**Extracted records**
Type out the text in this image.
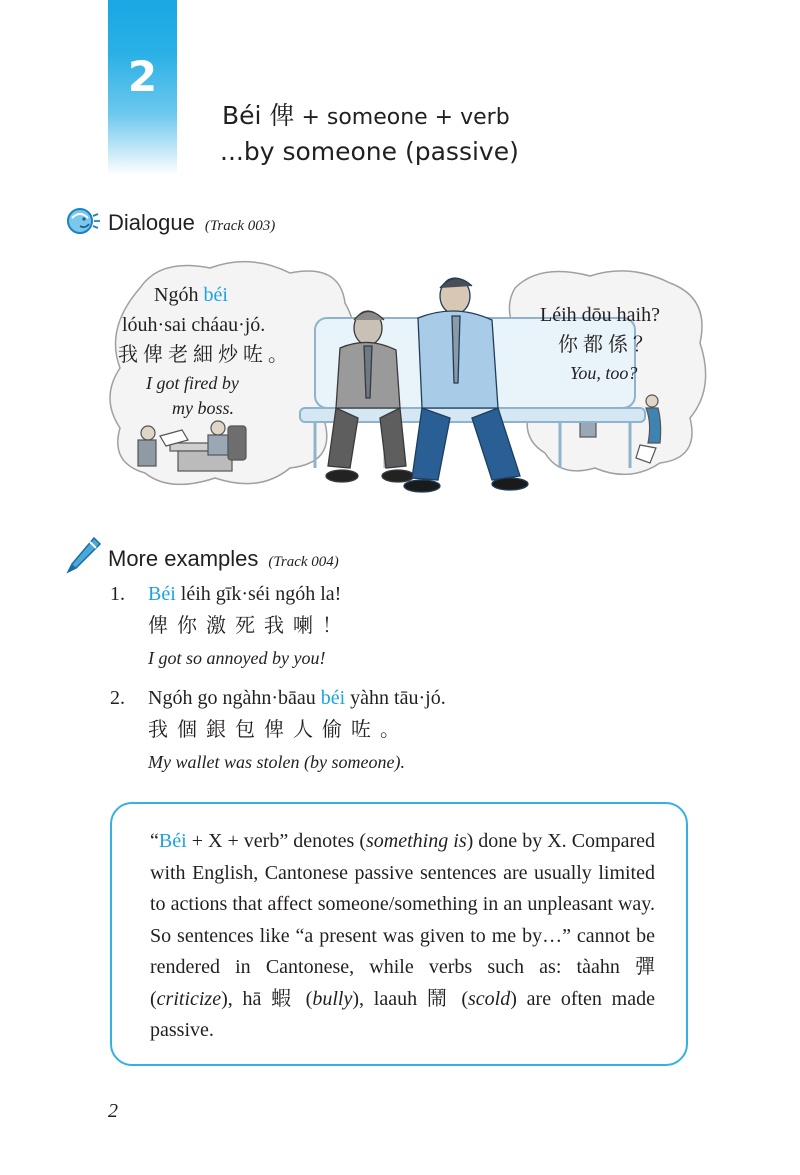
2
Béi 俾 + someone + verb
...by someone (passive)
Dialogue (Track 003)
Ngóh béi
lóuh·sai cháau·jó.
我俾老細炒咗。
I got fired by
my boss.
Léih dōu haih?
你都係？
You, too?
More examples (Track 004)
1. Béi léih gīk·séi ngóh la!
俾你激死我喇！
I got so annoyed by you!
2. Ngóh go ngàhn·bāau béi yàhn tāu·jó.
我個銀包俾人偷咗。
My wallet was stolen (by someone).
“Béi + X + verb” denotes (something is) done by X. Compared with English, Cantonese passive sentences are usually limited to actions that affect someone/something in an unpleasant way. So sentences like “a present was given to me by…” cannot be rendered in Cantonese, while verbs such as: tàahn 彈 (criticize), hā 蝦 (bully), laauh 鬧 (scold) are often made passive.
2
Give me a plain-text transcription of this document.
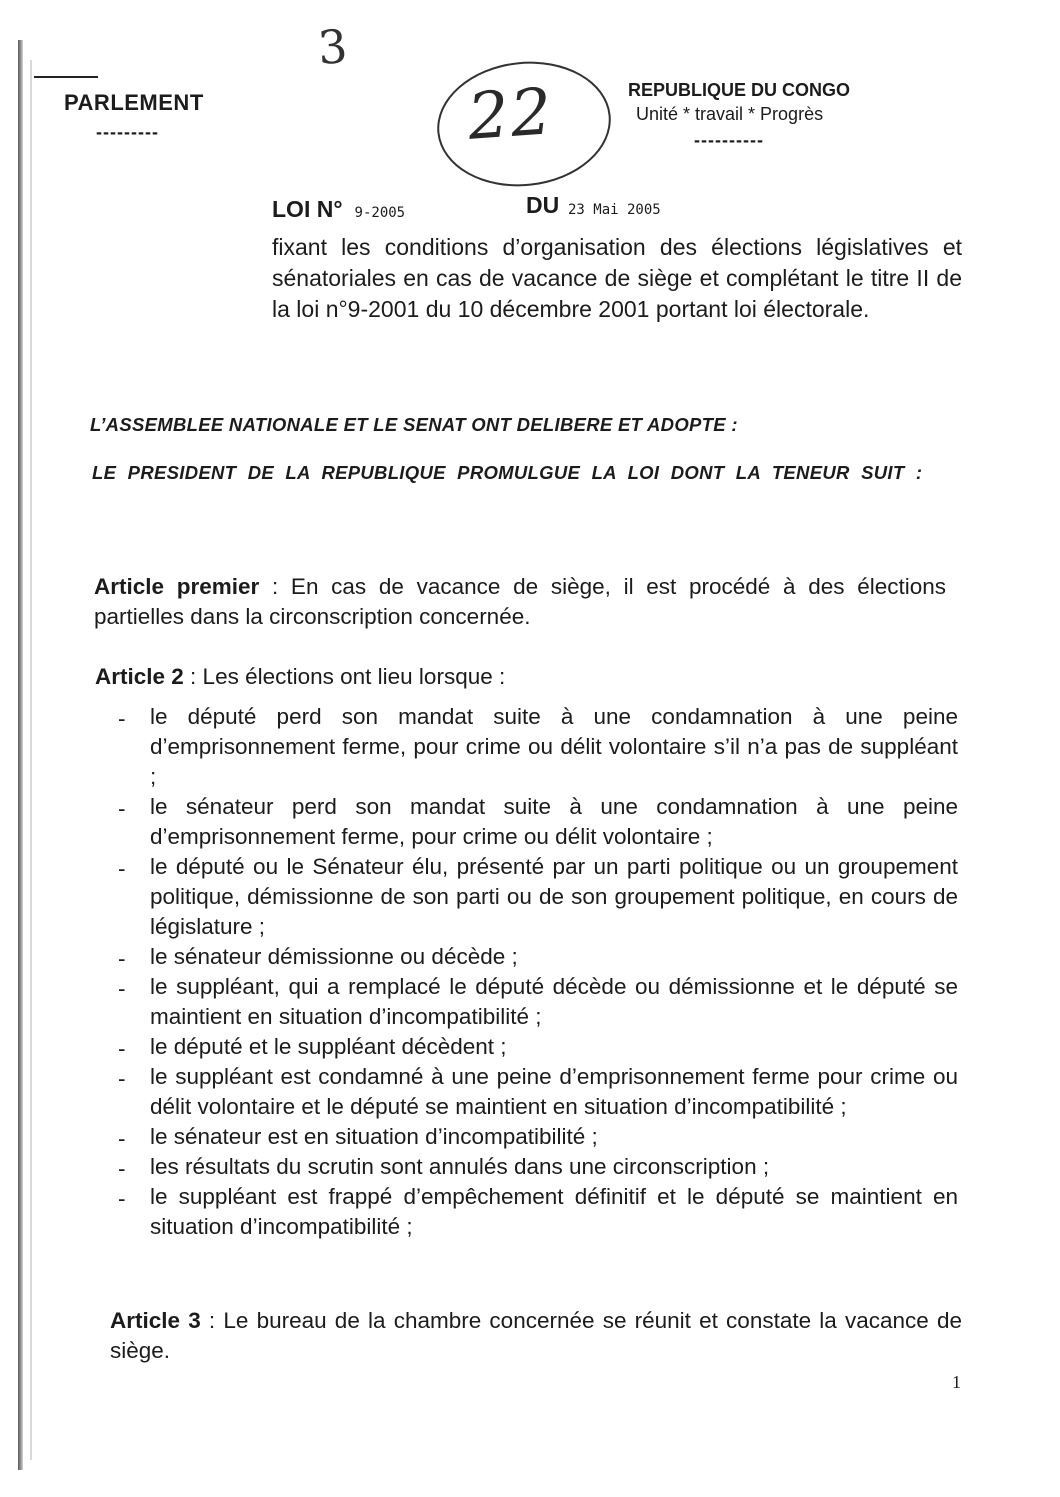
3
22
PARLEMENT
---------
REPUBLIQUE DU CONGO
Unité * travail * Progrès
----------
LOI N° 9-2005	DU 23 Mai 2005
fixant les conditions d’organisation des élections législatives et sénatoriales en cas de vacance de siège et complétant le titre II de la loi n°9-2001 du 10 décembre 2001 portant loi électorale.
L’ASSEMBLEE NATIONALE ET LE SENAT ONT DELIBERE ET ADOPTE :
LE PRESIDENT DE LA REPUBLIQUE PROMULGUE LA LOI DONT LA TENEUR SUIT :
Article premier : En cas de vacance de siège, il est procédé à des élections partielles dans la circonscription concernée.
Article 2 : Les élections ont lieu lorsque :
- le député perd son mandat suite à une condamnation à une peine d’emprisonnement ferme, pour crime ou délit volontaire s’il n’a pas de suppléant ;
- le sénateur perd son mandat suite à une condamnation à une peine d’emprisonnement ferme, pour crime ou délit volontaire ;
- le député ou le Sénateur élu, présenté par un parti politique ou un groupement politique, démissionne de son parti ou de son groupement politique, en cours de législature ;
- le sénateur démissionne ou décède ;
- le suppléant, qui a remplacé le député décède ou démissionne et le député se maintient en situation d’incompatibilité ;
- le député et le suppléant décèdent ;
- le suppléant est condamné à une peine d’emprisonnement ferme pour crime ou délit volontaire et le député se maintient en situation d’incompatibilité ;
- le sénateur est en situation d’incompatibilité ;
- les résultats du scrutin sont annulés dans une circonscription ;
- le suppléant est frappé d’empêchement définitif et le député se maintient en situation d’incompatibilité ;
Article 3 : Le bureau de la chambre concernée se réunit et constate la vacance de siège.
1
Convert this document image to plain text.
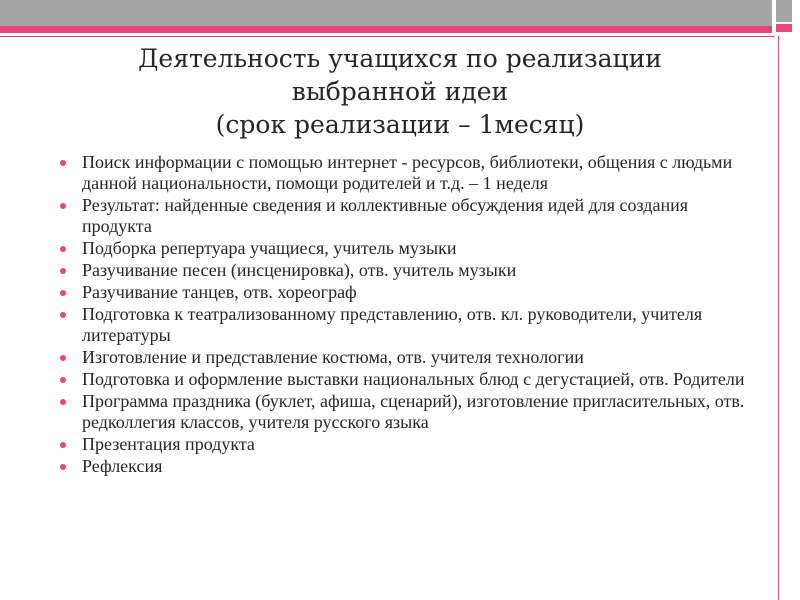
Деятельность учащихся по реализации
выбранной идеи
(срок реализации – 1месяц)
Поиск информации с помощью интернет - ресурсов, библиотеки, общения с людьми данной национальности, помощи родителей и т.д. – 1 неделя
Результат: найденные сведения и коллективные обсуждения идей для создания продукта
Подборка репертуара учащиеся, учитель музыки
Разучивание песен (инсценировка), отв. учитель музыки
Разучивание танцев, отв. хореограф
Подготовка к театрализованному представлению, отв. кл. руководители, учителя литературы
Изготовление и представление костюма, отв. учителя технологии
Подготовка и оформление выставки национальных блюд с дегустацией, отв. Родители
Программа праздника (буклет, афиша, сценарий), изготовление пригласительных, отв. редколлегия классов, учителя русского языка
Презентация продукта
Рефлексия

**Task to carry out**
Copy and report every line where the word "учителя" is present.

**Solution for this problem**
Подготовка к театрализованному представлению, отв. кл. руководители, учителя литературы
Изготовление и представление костюма, отв. учителя технологии
Программа праздника (буклет, афиша, сценарий), изготовление пригласительных, отв. редколлегия классов, учителя русского языка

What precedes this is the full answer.